* Begin PROVIDED DATA *
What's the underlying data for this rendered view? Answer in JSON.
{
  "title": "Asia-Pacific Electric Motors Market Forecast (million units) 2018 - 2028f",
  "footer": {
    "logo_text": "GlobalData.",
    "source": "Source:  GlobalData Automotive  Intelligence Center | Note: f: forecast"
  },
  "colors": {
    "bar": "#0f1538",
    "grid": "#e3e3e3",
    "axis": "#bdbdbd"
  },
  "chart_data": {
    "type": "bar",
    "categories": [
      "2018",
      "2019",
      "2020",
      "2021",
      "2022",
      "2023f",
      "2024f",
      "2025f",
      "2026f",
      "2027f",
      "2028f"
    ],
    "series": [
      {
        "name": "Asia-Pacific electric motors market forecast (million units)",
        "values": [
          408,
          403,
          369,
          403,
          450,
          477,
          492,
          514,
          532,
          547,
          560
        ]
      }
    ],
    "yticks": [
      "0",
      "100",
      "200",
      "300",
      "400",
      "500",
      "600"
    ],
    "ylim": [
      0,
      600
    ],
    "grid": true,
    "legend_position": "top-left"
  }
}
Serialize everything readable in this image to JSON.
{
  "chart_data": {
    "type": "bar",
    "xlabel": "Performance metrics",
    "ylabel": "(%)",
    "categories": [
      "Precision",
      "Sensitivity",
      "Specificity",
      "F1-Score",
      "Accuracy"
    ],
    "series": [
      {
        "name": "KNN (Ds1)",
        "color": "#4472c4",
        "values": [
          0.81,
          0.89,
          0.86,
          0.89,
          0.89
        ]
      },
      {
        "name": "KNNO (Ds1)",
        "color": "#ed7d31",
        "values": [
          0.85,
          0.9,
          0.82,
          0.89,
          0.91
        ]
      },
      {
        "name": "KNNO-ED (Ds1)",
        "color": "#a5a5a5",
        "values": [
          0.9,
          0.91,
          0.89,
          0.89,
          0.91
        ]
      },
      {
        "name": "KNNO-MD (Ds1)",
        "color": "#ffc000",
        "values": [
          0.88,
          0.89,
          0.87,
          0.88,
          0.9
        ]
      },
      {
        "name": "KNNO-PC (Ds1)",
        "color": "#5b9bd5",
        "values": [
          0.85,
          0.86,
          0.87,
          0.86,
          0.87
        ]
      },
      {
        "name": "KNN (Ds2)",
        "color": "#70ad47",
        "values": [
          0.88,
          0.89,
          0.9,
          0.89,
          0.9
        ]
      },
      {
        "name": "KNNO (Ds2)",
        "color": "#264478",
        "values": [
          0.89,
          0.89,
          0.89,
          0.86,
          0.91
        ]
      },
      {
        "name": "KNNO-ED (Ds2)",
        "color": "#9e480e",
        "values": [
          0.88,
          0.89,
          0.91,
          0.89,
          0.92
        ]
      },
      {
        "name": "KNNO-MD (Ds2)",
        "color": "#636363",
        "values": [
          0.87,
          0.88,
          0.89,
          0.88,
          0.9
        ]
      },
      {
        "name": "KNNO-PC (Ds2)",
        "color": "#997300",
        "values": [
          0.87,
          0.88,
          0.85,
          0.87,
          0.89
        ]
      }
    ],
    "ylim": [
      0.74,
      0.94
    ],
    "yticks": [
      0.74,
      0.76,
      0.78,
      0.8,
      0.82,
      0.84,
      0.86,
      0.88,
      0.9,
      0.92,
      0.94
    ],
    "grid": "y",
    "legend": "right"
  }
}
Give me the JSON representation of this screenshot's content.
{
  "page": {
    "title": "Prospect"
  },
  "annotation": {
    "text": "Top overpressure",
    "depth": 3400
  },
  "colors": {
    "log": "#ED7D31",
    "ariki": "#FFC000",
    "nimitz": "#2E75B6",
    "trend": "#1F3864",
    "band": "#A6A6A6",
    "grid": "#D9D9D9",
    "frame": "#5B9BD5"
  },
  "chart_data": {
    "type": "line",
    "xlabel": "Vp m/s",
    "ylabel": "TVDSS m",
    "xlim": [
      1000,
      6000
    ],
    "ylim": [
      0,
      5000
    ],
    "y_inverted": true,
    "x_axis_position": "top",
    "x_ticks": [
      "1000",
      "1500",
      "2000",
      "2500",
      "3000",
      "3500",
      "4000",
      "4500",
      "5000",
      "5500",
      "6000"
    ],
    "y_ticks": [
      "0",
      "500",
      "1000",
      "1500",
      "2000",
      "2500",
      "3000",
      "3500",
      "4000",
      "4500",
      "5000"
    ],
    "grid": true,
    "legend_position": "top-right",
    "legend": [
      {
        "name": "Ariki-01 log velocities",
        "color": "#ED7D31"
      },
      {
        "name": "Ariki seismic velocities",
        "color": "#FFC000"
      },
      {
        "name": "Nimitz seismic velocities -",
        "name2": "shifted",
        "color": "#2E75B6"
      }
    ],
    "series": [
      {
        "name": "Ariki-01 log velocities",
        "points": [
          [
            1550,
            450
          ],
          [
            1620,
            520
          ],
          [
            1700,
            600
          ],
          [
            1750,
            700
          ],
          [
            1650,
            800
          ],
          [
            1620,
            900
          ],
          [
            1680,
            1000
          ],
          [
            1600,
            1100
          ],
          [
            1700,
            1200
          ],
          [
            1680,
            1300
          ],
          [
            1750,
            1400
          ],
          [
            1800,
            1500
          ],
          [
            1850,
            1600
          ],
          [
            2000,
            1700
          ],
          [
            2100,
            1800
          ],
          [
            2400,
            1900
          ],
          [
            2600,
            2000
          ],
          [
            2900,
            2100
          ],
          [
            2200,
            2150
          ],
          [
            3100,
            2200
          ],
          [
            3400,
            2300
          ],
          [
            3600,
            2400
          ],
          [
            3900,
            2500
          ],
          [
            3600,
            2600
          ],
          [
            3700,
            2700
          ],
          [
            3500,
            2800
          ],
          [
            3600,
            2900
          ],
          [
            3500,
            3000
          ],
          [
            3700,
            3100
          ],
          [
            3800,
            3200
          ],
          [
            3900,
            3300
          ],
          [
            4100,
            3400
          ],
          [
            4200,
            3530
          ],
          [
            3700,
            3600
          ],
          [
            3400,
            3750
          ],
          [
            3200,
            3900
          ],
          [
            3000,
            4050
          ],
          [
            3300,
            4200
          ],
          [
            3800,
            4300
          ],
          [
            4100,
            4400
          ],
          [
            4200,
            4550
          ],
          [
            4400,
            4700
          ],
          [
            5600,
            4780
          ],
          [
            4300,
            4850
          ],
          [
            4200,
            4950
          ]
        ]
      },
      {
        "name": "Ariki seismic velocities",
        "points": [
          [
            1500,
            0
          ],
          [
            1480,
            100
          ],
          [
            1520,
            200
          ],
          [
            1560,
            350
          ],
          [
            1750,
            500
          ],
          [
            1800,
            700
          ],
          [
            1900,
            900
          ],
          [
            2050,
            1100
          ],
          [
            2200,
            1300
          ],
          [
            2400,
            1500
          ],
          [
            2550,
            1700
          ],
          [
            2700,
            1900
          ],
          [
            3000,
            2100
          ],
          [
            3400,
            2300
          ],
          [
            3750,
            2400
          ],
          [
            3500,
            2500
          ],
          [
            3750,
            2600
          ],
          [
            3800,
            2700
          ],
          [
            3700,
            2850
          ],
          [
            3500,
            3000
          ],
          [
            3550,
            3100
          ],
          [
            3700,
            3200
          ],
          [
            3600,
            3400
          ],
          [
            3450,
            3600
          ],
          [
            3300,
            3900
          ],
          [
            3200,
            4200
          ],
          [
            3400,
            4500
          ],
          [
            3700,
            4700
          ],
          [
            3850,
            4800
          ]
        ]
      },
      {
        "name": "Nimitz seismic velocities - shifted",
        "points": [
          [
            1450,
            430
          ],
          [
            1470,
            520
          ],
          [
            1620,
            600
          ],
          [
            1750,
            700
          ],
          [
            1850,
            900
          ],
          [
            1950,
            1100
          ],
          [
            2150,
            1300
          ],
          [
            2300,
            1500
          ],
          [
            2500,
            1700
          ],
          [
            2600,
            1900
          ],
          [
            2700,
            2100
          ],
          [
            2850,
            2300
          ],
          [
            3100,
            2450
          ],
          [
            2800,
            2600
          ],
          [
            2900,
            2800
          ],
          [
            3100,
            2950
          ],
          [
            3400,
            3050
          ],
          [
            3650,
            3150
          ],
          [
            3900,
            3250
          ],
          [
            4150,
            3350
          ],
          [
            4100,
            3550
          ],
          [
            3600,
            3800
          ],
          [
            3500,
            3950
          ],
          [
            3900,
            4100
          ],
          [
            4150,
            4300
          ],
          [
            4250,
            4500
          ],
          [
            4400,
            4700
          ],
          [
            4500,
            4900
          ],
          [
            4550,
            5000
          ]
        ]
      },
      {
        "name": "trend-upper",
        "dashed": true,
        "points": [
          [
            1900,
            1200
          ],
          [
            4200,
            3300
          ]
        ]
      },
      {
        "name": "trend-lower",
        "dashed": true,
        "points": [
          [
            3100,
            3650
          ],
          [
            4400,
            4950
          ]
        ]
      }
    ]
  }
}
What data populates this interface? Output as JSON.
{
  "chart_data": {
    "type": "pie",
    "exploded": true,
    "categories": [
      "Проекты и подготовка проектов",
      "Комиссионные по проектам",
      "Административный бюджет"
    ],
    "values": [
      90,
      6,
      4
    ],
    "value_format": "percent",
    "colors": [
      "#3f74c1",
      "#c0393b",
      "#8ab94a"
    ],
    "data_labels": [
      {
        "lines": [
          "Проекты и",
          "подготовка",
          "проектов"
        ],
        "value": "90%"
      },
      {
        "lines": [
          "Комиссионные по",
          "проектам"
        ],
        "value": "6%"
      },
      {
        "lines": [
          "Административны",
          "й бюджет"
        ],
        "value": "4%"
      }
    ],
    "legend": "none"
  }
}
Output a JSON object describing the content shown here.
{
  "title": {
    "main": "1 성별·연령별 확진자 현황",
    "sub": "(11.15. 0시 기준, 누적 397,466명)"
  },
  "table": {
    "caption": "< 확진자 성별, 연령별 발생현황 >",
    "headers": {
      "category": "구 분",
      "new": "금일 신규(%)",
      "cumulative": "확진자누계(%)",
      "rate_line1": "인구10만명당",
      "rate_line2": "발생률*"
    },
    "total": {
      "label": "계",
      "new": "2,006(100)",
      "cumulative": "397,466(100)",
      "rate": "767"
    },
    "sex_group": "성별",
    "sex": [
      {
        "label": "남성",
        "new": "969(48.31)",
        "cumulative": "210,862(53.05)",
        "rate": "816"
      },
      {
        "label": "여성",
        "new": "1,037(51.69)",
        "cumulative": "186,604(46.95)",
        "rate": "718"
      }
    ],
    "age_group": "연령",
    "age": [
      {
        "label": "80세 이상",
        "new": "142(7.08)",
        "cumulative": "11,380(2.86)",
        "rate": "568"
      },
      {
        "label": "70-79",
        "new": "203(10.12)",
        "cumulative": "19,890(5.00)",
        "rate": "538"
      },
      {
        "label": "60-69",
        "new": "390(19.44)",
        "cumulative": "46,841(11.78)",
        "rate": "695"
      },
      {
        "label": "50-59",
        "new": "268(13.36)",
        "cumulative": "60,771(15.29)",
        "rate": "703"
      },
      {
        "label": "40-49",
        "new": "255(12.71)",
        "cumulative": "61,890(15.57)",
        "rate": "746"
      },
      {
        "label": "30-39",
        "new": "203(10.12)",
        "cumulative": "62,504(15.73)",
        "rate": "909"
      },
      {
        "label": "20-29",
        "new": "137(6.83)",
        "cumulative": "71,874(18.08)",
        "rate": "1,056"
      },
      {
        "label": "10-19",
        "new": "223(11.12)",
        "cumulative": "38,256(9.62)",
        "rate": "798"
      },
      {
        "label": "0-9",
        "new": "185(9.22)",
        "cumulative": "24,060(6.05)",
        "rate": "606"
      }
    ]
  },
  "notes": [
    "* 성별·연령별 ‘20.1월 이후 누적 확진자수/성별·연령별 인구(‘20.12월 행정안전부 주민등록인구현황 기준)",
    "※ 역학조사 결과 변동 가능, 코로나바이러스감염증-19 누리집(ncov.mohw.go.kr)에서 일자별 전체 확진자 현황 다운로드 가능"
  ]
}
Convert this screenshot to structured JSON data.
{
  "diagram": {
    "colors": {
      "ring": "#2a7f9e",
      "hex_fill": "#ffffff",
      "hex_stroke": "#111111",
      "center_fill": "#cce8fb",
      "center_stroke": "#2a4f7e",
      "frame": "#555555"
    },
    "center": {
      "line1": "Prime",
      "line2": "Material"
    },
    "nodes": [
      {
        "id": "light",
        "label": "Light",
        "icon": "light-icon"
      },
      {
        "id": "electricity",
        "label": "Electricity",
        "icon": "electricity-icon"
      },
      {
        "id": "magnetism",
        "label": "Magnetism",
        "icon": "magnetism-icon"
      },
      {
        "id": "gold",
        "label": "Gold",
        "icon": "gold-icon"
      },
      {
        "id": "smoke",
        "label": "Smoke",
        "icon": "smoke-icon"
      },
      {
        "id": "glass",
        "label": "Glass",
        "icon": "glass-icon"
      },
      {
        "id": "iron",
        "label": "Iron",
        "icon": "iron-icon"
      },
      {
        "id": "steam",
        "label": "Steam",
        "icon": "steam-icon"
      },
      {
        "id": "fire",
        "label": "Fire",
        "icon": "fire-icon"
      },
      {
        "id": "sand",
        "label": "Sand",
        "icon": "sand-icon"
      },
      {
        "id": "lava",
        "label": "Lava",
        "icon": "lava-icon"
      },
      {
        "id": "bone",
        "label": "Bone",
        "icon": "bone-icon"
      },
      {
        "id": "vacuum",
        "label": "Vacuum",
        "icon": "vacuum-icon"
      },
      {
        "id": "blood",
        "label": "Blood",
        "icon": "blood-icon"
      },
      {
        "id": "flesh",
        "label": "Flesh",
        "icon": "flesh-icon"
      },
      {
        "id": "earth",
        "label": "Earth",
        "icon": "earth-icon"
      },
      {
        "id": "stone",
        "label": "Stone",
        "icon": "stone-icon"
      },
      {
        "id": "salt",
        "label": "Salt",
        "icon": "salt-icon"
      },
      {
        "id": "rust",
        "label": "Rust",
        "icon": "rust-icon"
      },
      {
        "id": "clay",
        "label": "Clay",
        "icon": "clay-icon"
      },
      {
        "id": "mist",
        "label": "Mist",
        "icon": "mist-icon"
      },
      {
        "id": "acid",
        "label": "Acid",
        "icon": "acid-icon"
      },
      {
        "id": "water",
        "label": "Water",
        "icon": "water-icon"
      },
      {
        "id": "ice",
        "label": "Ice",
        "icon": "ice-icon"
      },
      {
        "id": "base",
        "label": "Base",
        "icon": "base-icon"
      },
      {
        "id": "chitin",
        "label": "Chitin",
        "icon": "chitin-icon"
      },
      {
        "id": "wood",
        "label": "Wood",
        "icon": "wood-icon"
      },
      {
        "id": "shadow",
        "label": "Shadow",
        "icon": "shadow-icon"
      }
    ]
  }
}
* End PROVIDED DATA *
Pick out every line above that contains the word "Asia" and copy it.

▶ [ANSWER TO THIS PROBLEM]
  "title": "Asia-Pacific Electric Motors Market Forecast (million units) 2018 - 2028f",
        "name": "Asia-Pacific electric motors market forecast (million units)",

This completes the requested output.